| Set exercise |
Sift the listing for lines that hold the string "mask" and pull them out.

| Provided material |
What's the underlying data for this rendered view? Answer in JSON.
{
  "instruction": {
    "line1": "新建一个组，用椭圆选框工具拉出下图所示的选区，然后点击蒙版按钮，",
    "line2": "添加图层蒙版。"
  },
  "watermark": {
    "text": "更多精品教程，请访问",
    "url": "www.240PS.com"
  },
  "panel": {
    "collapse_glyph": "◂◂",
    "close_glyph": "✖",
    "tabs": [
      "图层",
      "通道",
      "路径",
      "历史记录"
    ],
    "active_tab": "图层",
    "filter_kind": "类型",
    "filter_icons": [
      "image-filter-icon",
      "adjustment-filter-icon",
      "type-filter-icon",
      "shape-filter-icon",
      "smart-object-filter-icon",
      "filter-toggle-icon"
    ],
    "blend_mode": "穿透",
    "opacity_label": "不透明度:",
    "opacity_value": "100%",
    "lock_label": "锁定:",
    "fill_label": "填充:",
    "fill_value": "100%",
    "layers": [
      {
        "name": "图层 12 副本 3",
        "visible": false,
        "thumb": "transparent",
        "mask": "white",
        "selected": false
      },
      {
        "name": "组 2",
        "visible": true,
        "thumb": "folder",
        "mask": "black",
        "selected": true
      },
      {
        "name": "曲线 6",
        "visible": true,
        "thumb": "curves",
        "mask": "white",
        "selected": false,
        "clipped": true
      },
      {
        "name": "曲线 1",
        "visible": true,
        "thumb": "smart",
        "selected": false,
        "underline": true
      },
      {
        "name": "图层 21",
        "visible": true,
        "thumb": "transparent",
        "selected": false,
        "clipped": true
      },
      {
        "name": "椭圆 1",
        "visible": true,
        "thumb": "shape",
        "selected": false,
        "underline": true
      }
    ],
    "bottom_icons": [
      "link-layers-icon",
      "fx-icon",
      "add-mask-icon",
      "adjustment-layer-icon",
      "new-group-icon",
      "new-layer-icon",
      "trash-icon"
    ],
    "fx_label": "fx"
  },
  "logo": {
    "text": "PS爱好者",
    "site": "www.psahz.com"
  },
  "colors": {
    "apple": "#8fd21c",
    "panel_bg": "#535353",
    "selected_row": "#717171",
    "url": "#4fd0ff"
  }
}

| Exercise answer |
        "mask": "white",
        "mask": "black",
        "mask": "white",
      "add-mask-icon",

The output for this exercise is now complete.